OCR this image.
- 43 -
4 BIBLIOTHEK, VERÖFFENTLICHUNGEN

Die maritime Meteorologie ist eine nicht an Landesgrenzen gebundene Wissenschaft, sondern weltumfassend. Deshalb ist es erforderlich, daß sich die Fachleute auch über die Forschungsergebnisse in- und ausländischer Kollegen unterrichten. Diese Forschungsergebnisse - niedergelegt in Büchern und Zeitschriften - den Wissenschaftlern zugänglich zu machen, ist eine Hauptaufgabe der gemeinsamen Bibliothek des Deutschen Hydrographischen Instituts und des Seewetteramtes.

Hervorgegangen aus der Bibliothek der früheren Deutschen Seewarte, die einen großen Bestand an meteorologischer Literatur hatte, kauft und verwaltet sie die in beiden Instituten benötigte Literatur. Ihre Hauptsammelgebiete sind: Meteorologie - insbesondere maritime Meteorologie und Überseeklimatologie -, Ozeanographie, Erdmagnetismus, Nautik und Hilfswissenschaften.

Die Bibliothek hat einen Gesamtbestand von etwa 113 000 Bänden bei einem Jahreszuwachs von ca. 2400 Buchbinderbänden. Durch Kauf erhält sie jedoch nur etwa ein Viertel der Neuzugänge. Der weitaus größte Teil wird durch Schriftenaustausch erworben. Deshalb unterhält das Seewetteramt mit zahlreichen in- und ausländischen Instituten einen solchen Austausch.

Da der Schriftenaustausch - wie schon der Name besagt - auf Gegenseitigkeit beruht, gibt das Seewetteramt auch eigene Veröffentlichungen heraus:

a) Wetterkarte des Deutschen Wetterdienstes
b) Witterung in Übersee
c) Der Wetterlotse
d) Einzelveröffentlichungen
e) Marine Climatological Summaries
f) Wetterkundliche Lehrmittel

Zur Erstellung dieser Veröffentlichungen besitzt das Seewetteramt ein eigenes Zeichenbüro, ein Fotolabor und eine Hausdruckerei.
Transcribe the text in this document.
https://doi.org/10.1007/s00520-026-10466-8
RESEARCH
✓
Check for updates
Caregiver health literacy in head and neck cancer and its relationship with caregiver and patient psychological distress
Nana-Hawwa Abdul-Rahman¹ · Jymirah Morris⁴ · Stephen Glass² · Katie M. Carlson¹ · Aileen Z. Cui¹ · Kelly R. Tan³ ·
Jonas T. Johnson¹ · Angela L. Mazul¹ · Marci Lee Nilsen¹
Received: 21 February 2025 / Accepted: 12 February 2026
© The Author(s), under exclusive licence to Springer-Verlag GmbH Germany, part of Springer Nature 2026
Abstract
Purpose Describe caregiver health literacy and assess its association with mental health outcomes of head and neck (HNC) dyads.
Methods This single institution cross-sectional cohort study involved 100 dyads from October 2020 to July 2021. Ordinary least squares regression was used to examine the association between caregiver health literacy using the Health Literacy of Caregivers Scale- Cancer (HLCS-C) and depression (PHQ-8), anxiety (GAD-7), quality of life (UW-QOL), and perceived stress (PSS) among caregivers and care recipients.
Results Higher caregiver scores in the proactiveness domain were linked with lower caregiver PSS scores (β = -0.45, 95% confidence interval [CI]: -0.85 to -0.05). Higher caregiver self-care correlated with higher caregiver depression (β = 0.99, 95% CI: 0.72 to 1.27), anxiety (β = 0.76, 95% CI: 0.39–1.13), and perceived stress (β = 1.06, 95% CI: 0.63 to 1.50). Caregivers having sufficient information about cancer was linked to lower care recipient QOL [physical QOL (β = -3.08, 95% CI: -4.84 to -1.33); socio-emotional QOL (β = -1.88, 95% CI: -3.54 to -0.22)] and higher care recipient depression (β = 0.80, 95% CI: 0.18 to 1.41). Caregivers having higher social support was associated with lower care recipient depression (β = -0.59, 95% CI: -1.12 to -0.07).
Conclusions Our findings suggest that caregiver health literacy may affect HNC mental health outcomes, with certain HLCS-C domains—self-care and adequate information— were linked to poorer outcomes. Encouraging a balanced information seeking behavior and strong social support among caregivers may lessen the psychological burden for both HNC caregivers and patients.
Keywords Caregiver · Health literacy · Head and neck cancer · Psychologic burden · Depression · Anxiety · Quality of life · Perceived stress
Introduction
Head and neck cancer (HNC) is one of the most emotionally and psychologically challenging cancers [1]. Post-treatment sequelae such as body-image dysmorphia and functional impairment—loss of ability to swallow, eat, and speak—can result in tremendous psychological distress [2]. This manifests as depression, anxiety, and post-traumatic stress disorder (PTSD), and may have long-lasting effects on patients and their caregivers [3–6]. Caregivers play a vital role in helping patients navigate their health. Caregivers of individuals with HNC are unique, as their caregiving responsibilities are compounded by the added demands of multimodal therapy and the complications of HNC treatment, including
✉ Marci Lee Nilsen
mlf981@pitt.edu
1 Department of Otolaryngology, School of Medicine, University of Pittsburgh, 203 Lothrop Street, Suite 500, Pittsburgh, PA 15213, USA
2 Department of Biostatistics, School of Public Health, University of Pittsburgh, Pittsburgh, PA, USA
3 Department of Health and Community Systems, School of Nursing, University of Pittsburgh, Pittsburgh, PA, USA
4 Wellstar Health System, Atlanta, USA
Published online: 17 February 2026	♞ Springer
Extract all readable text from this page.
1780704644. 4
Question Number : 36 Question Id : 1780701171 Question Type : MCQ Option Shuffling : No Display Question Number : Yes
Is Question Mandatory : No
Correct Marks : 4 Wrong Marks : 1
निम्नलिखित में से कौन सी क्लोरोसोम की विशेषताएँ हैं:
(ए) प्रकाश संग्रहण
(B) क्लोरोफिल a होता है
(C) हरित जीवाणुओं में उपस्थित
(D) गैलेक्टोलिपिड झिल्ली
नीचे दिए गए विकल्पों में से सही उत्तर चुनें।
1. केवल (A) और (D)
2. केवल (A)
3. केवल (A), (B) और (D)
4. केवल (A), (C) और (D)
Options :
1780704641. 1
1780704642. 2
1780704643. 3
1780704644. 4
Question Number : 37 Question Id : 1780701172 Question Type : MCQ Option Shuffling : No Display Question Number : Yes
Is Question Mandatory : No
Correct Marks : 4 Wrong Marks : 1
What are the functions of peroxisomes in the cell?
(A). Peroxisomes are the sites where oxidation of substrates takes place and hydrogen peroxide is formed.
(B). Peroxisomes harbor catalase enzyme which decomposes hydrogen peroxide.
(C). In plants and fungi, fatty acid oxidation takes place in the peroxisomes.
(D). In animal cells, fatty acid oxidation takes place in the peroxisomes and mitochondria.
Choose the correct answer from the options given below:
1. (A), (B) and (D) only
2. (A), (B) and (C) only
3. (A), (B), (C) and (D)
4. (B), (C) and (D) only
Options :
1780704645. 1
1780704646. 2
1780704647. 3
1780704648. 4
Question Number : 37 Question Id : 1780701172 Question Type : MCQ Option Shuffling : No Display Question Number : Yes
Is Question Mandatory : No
+---+
WHAT YOU SHOULD DO:
The complete material must be repeated exactly.

SOLUTION:
OCR this image.
- 43 -
4 BIBLIOTHEK, VERÖFFENTLICHUNGEN

Die maritime Meteorologie ist eine nicht an Landesgrenzen gebundene Wissenschaft, sondern weltumfassend. Deshalb ist es erforderlich, daß sich die Fachleute auch über die Forschungsergebnisse in- und ausländischer Kollegen unterrichten. Diese Forschungsergebnisse - niedergelegt in Büchern und Zeitschriften - den Wissenschaftlern zugänglich zu machen, ist eine Hauptaufgabe der gemeinsamen Bibliothek des Deutschen Hydrographischen Instituts und des Seewetteramtes.

Hervorgegangen aus der Bibliothek der früheren Deutschen Seewarte, die einen großen Bestand an meteorologischer Literatur hatte, kauft und verwaltet sie die in beiden Instituten benötigte Literatur. Ihre Hauptsammelgebiete sind: Meteorologie - insbesondere maritime Meteorologie und Überseeklimatologie -, Ozeanographie, Erdmagnetismus, Nautik und Hilfswissenschaften.

Die Bibliothek hat einen Gesamtbestand von etwa 113 000 Bänden bei einem Jahreszuwachs von ca. 2400 Buchbinderbänden. Durch Kauf erhält sie jedoch nur etwa ein Viertel der Neuzugänge. Der weitaus größte Teil wird durch Schriftenaustausch erworben. Deshalb unterhält das Seewetteramt mit zahlreichen in- und ausländischen Instituten einen solchen Austausch.

Da der Schriftenaustausch - wie schon der Name besagt - auf Gegenseitigkeit beruht, gibt das Seewetteramt auch eigene Veröffentlichungen heraus:

a) Wetterkarte des Deutschen Wetterdienstes
b) Witterung in Übersee
c) Der Wetterlotse
d) Einzelveröffentlichungen
e) Marine Climatological Summaries
f) Wetterkundliche Lehrmittel

Zur Erstellung dieser Veröffentlichungen besitzt das Seewetteramt ein eigenes Zeichenbüro, ein Fotolabor und eine Hausdruckerei.
Transcribe the text in this document.
https://doi.org/10.1007/s00520-026-10466-8
RESEARCH
✓
Check for updates
Caregiver health literacy in head and neck cancer and its relationship with caregiver and patient psychological distress
Nana-Hawwa Abdul-Rahman¹ · Jymirah Morris⁴ · Stephen Glass² · Katie M. Carlson¹ · Aileen Z. Cui¹ · Kelly R. Tan³ ·
Jonas T. Johnson¹ · Angela L. Mazul¹ · Marci Lee Nilsen¹
Received: 21 February 2025 / Accepted: 12 February 2026
© The Author(s), under exclusive licence to Springer-Verlag GmbH Germany, part of Springer Nature 2026
Abstract
Purpose Describe caregiver health literacy and assess its association with mental health outcomes of head and neck (HNC) dyads.
Methods This single institution cross-sectional cohort study involved 100 dyads from October 2020 to July 2021. Ordinary least squares regression was used to examine the association between caregiver health literacy using the Health Literacy of Caregivers Scale- Cancer (HLCS-C) and depression (PHQ-8), anxiety (GAD-7), quality of life (UW-QOL), and perceived stress (PSS) among caregivers and care recipients.
Results Higher caregiver scores in the proactiveness domain were linked with lower caregiver PSS scores (β = -0.45, 95% confidence interval [CI]: -0.85 to -0.05). Higher caregiver self-care correlated with higher caregiver depression (β = 0.99, 95% CI: 0.72 to 1.27), anxiety (β = 0.76, 95% CI: 0.39–1.13), and perceived stress (β = 1.06, 95% CI: 0.63 to 1.50). Caregivers having sufficient information about cancer was linked to lower care recipient QOL [physical QOL (β = -3.08, 95% CI: -4.84 to -1.33); socio-emotional QOL (β = -1.88, 95% CI: -3.54 to -0.22)] and higher care recipient depression (β = 0.80, 95% CI: 0.18 to 1.41). Caregivers having higher social support was associated with lower care recipient depression (β = -0.59, 95% CI: -1.12 to -0.07).
Conclusions Our findings suggest that caregiver health literacy may affect HNC mental health outcomes, with certain HLCS-C domains—self-care and adequate information— were linked to poorer outcomes. Encouraging a balanced information seeking behavior and strong social support among caregivers may lessen the psychological burden for both HNC caregivers and patients.
Keywords Caregiver · Health literacy · Head and neck cancer · Psychologic burden · Depression · Anxiety · Quality of life · Perceived stress
Introduction
Head and neck cancer (HNC) is one of the most emotionally and psychologically challenging cancers [1]. Post-treatment sequelae such as body-image dysmorphia and functional impairment—loss of ability to swallow, eat, and speak—can result in tremendous psychological distress [2]. This manifests as depression, anxiety, and post-traumatic stress disorder (PTSD), and may have long-lasting effects on patients and their caregivers [3–6]. Caregivers play a vital role in helping patients navigate their health. Caregivers of individuals with HNC are unique, as their caregiving responsibilities are compounded by the added demands of multimodal therapy and the complications of HNC treatment, including
✉ Marci Lee Nilsen
mlf981@pitt.edu
1 Department of Otolaryngology, School of Medicine, University of Pittsburgh, 203 Lothrop Street, Suite 500, Pittsburgh, PA 15213, USA
2 Department of Biostatistics, School of Public Health, University of Pittsburgh, Pittsburgh, PA, USA
3 Department of Health and Community Systems, School of Nursing, University of Pittsburgh, Pittsburgh, PA, USA
4 Wellstar Health System, Atlanta, USA
Published online: 17 February 2026	♞ Springer
Extract all readable text from this page.
1780704644. 4
Question Number : 36 Question Id : 1780701171 Question Type : MCQ Option Shuffling : No Display Question Number : Yes
Is Question Mandatory : No
Correct Marks : 4 Wrong Marks : 1
निम्नलिखित में से कौन सी क्लोरोसोम की विशेषताएँ हैं:
(ए) प्रकाश संग्रहण
(B) क्लोरोफिल a होता है
(C) हरित जीवाणुओं में उपस्थित
(D) गैलेक्टोलिपिड झिल्ली
नीचे दिए गए विकल्पों में से सही उत्तर चुनें।
1. केवल (A) और (D)
2. केवल (A)
3. केवल (A), (B) और (D)
4. केवल (A), (C) और (D)
Options :
1780704641. 1
1780704642. 2
1780704643. 3
1780704644. 4
Question Number : 37 Question Id : 1780701172 Question Type : MCQ Option Shuffling : No Display Question Number : Yes
Is Question Mandatory : No
Correct Marks : 4 Wrong Marks : 1
What are the functions of peroxisomes in the cell?
(A). Peroxisomes are the sites where oxidation of substrates takes place and hydrogen peroxide is formed.
(B). Peroxisomes harbor catalase enzyme which decomposes hydrogen peroxide.
(C). In plants and fungi, fatty acid oxidation takes place in the peroxisomes.
(D). In animal cells, fatty acid oxidation takes place in the peroxisomes and mitochondria.
Choose the correct answer from the options given below:
1. (A), (B) and (D) only
2. (A), (B) and (C) only
3. (A), (B), (C) and (D)
4. (B), (C) and (D) only
Options :
1780704645. 1
1780704646. 2
1780704647. 3
1780704648. 4
Question Number : 37 Question Id : 1780701172 Question Type : MCQ Option Shuffling : No Display Question Number : Yes
Is Question Mandatory : No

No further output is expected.